EXTRACT PROVIDED:
============

The Spanish socialists didn’t want philanthropy and food banks; they wanted a way to eat that built class solidarity with dignity. But good examples were rare. At the turn of the century, the problem of how to tackle urban hunger vexed socialist and anarchist organizers across Europe and North America. Back then, spikes in food prices were often followed by the only response available: rebellion. In 1898 in Milan, dozens were killed in bread riots brought on by soaring wheat prices After poor weather and an outbreak of hoof and mouth disease, European food prices spiked again in 1911. Women led protests in Austria and France. This time, some municipalities were ready to help, supporting negotiations for lower prices.

While the working class was in revolt, the middle class was revolted by something entirely different in the food system: impurity. In the United States, a wave of food adulteration and contamination scandals, paired with Upton Sinclair’s revelations of filth in slaughterhouses and workforce exploitation in his 1905 novel, The Jungle, led to the passage of the Pure Food and Drugs Act of 1906. The Jungle’s last lines are a hymn to the possibility of municipal socialism, but the politics it had brought forth, Sinclair later lamented, were merely a moderate set of hygiene requirements to prevent widespread diarrhea. “I aimed at the public’s heart, and by accident I hit it in the stomach,” he said.

Sinclair was frustrated by the differing views over whether food should be governed as an object of charity, a commodity, or a public good. Today, those same questions have resurfaced, energizing movements at opposite sides of the political spectrum. On one end is Mamdani’s revival of the idea of a municipal grocery store, part of a long lineage of socialist efforts to build dignity through public food. At the other is Secretary of Health and Human Services Robert F. Kennedy Jr.’s MAHA coalition. Like its counterparts on the left, it too distrusts the food system, condemning additives, pesticides, and profiteering. But the links it draws between food and racial hygiene and its invocation of a natural purity that will strengthen the nation has its roots in a rather different source: 1930s Germany. Where MAHA casts dignity as an individual project of vigilance, self-care, and protection from foreign bodies, Mamdani connects it with a longer tradition of collective provision.


Indeed, if he wins his bid for New York City mayor, his public grocery proposal will have a predecessor over a century old. George R. Lunn was a Presbyterian minister and member of the Socialist Party of America. In his mayoral campaign, he sought to meet Schenectady’s crisis of social reproduction—in which family income was devoured by rent and an increasingly foreign-born workforce was at the mercy of unscrupulous bosses and traders—by providing affordable food. While campaigning, Lunn was careful to present himself as a reasonable man, a pastor and a veteran, convincingly enough to win him the election. But once in office, he was never able to surmount, as he put it, the “bitter opposition of the old parties,” both Republican and Democratic. Shortly after his first term as mayor began in 1912, he opened a public grocery store in the basement of City Hall and launched a municipal attempt to sell ice at cost. Neither plan lasted. Middle-class voters abandoned him, and local retailers sued.

============

MATERIAL SUPPLIED:
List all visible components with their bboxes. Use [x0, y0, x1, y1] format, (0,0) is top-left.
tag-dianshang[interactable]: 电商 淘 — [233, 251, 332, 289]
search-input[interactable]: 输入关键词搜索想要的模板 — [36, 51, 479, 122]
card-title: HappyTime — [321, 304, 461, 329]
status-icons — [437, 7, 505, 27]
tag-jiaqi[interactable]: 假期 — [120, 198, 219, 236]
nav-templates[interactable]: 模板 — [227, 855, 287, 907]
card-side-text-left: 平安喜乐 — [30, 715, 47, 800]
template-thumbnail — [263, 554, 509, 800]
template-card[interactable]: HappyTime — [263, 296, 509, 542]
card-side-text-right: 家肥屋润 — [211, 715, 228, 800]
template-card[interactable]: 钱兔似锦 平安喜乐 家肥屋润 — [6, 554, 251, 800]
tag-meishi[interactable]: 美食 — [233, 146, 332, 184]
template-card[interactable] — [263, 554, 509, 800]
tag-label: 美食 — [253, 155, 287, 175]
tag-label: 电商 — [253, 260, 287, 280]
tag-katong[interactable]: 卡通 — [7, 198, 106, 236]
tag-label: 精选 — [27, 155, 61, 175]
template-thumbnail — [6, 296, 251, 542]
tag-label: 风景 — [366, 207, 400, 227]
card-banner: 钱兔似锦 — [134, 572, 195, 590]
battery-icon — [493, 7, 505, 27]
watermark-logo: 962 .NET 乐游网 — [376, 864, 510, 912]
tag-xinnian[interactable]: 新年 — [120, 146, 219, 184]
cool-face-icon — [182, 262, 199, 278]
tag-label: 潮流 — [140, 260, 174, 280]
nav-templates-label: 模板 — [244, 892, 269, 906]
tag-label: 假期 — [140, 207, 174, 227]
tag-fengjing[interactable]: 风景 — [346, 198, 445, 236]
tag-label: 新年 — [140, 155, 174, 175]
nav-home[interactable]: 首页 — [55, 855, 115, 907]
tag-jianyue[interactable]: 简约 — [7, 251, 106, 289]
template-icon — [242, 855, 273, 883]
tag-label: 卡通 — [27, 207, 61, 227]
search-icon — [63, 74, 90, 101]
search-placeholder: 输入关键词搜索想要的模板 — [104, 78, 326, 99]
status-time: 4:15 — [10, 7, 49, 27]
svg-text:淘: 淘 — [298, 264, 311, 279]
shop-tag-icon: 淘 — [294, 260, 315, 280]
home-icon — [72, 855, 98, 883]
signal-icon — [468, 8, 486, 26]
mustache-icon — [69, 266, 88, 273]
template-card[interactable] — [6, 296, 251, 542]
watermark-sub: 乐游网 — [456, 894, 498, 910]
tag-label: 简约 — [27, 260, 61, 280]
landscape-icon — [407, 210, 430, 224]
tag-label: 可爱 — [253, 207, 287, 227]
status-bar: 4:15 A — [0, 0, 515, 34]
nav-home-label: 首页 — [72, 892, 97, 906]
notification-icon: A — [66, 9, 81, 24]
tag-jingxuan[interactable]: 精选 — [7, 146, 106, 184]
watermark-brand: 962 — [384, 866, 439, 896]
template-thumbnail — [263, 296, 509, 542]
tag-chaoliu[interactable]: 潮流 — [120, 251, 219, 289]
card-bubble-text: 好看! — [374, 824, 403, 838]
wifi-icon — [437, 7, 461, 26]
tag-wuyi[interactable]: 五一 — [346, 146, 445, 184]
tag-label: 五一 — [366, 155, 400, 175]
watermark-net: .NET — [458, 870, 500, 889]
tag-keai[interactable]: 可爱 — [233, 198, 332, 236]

============

DESCRIPTION OF THE TASK: Can you continue the passage on socialist efforts at public food provision, picking up after its last sentence?

RESPONSE BOX:
Although Lunn himself was never again able to resuscitate it, the idea of a public grocery store refused to die, especially when citizens witnessed what the state might achieve in times of emergency. World War I inaugurated National Kitchens in the UK; in the United States, the federal government mobilized state resources to manage food supplies countrywide. Together the projects signaled, for the first time, that not only municipal but state-level socialist policy might be possible for the dinner table.

During the war, New York City entertained ideas of a municipal food department, which would use public health prerogatives to divert food from waste streams and into the city-governed municipal markets. Until the private sector eroded them in the 1840s, these had been far more comprehensive, with the majority of grocery conducted in public markets with regulated food safety and commercial good conduct. Those plans never came to fruition, but the demand persisted among anarchists and socialists. In 1917 the Mothers’ Anti-High Price League, a group of working-class and largely immigrant women, led mass demonstrations in New York, demanding $1 million for city-run grocery stores and another $1 million for school lunches.

The municipalization of grocery offers an infrastructure, says Mamdani, for “what you need to live a dignified life in this city.”

The idea that the government should function not just as a regulator but as a purchaser and distributor in the food system was echoed in wartime food protests in Boston, Philadelphia, and Chicago. They took place outside the United States too, especially in countries that had suffered price hikes. In Germany, revolutionary councils temporarily took over food distribution in several cities from 1918-19. In Chile, La Asamblea Obrera de Alimentación Nacional (AOAN), a cross-class social movement formed in November 1918 just days after the Armistice in Europe, led twenty thousand people on a march for public food systems in Santiago.

Fifty-two years later, AOAN got what they wanted. Salvador Allende, a former public health minister, eked out a victory in the 1970 presidential election, winning 36 percent of the national vote. His party moved swiftly to implement a national network of Juntas de Abastecimiento y Control de Precios (Supply and Price Control Boards), and “people’s stores” sprouted up across the country. Allende’s Popular Unity coalition, as it came to be called, nationalized the import supply chain into one consolidated state-run firm, the Chilean National Distribution Company, as a way of building solidarity with bakers, butchers, dry goods sellers and other small-scale food providers. Without the middleman, the Company could buy at lower prices.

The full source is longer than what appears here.